*Collection entries*
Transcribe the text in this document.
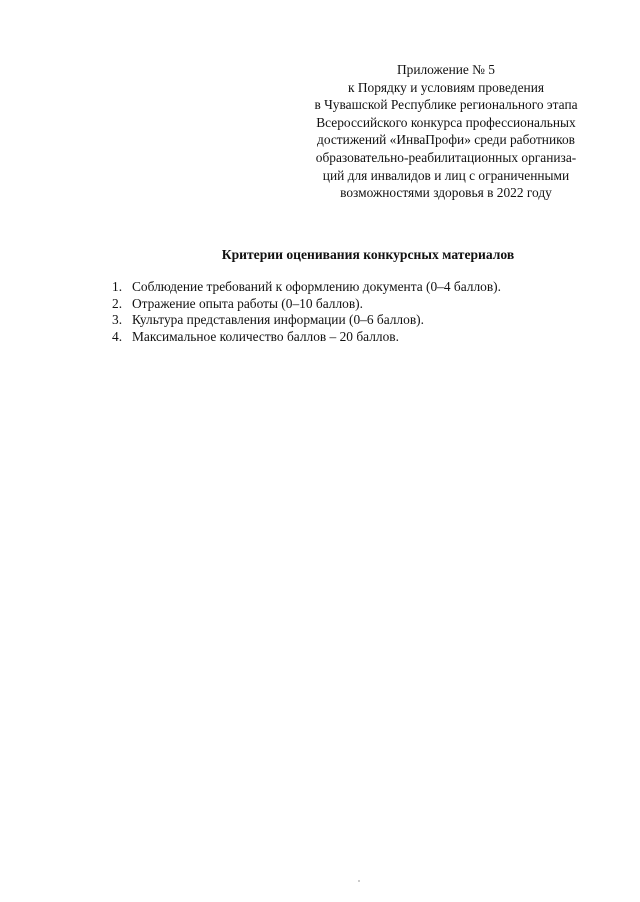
Приложение № 5
к Порядку и условиям проведения
в Чувашской Республике регионального этапа
Всероссийского конкурса профессиональных
достижений «ИнваПрофи» среди работников
образовательно-реабилитационных организа-
ций для инвалидов и лиц с ограниченными
возможностями здоровья в 2022 году
Критерии оценивания конкурсных материалов
1. Соблюдение требований к оформлению документа (0–4 баллов).
2. Отражение опыта работы (0–10 баллов).
3. Культура представления информации (0–6 баллов).
4. Максимальное количество баллов – 20 баллов.
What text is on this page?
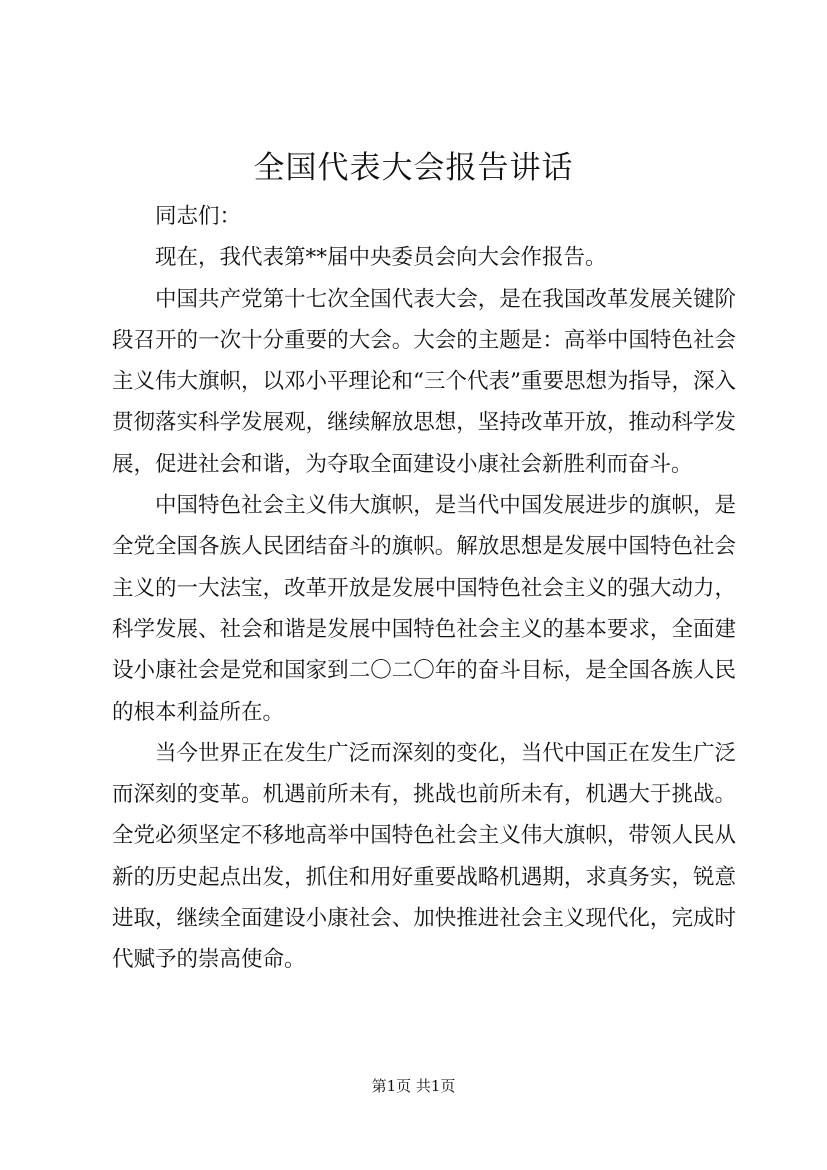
全国代表大会报告讲话

同志们：

现在，我代表第**届中央委员会向大会作报告。

中国共产党第十七次全国代表大会，是在我国改革发展关键阶段召开的一次十分重要的大会。大会的主题是：高举中国特色社会主义伟大旗帜，以邓小平理论和“三个代表”重要思想为指导，深入贯彻落实科学发展观，继续解放思想，坚持改革开放，推动科学发展，促进社会和谐，为夺取全面建设小康社会新胜利而奋斗。

中国特色社会主义伟大旗帜，是当代中国发展进步的旗帜，是全党全国各族人民团结奋斗的旗帜。解放思想是发展中国特色社会主义的一大法宝，改革开放是发展中国特色社会主义的强大动力，科学发展、社会和谐是发展中国特色社会主义的基本要求，全面建设小康社会是党和国家到二〇二〇年的奋斗目标，是全国各族人民的根本利益所在。

当今世界正在发生广泛而深刻的变化，当代中国正在发生广泛而深刻的变革。机遇前所未有，挑战也前所未有，机遇大于挑战。全党必须坚定不移地高举中国特色社会主义伟大旗帜，带领人民从新的历史起点出发，抓住和用好重要战略机遇期，求真务实，锐意进取，继续全面建设小康社会、加快推进社会主义现代化，完成时代赋予的崇高使命。

第1页 共1页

*Exercise directions*
Exclude the pictures and repeat every other part of the records word for word.

*Correct response*
Transcribe the text in this document.
Приложение № 5
к Порядку и условиям проведения
в Чувашской Республике регионального этапа
Всероссийского конкурса профессиональных
достижений «ИнваПрофи» среди работников
образовательно-реабилитационных организа-
ций для инвалидов и лиц с ограниченными
возможностями здоровья в 2022 году
Критерии оценивания конкурсных материалов
1. Соблюдение требований к оформлению документа (0–4 баллов).
2. Отражение опыта работы (0–10 баллов).
3. Культура представления информации (0–6 баллов).
4. Максимальное количество баллов – 20 баллов.
What text is on this page?
全国代表大会报告讲话

同志们：

现在，我代表第**届中央委员会向大会作报告。

中国共产党第十七次全国代表大会，是在我国改革发展关键阶段召开的一次十分重要的大会。大会的主题是：高举中国特色社会主义伟大旗帜，以邓小平理论和“三个代表”重要思想为指导，深入贯彻落实科学发展观，继续解放思想，坚持改革开放，推动科学发展，促进社会和谐，为夺取全面建设小康社会新胜利而奋斗。

中国特色社会主义伟大旗帜，是当代中国发展进步的旗帜，是全党全国各族人民团结奋斗的旗帜。解放思想是发展中国特色社会主义的一大法宝，改革开放是发展中国特色社会主义的强大动力，科学发展、社会和谐是发展中国特色社会主义的基本要求，全面建设小康社会是党和国家到二〇二〇年的奋斗目标，是全国各族人民的根本利益所在。

当今世界正在发生广泛而深刻的变化，当代中国正在发生广泛而深刻的变革。机遇前所未有，挑战也前所未有，机遇大于挑战。全党必须坚定不移地高举中国特色社会主义伟大旗帜，带领人民从新的历史起点出发，抓住和用好重要战略机遇期，求真务实，锐意进取，继续全面建设小康社会、加快推进社会主义现代化，完成时代赋予的崇高使命。

第1页 共1页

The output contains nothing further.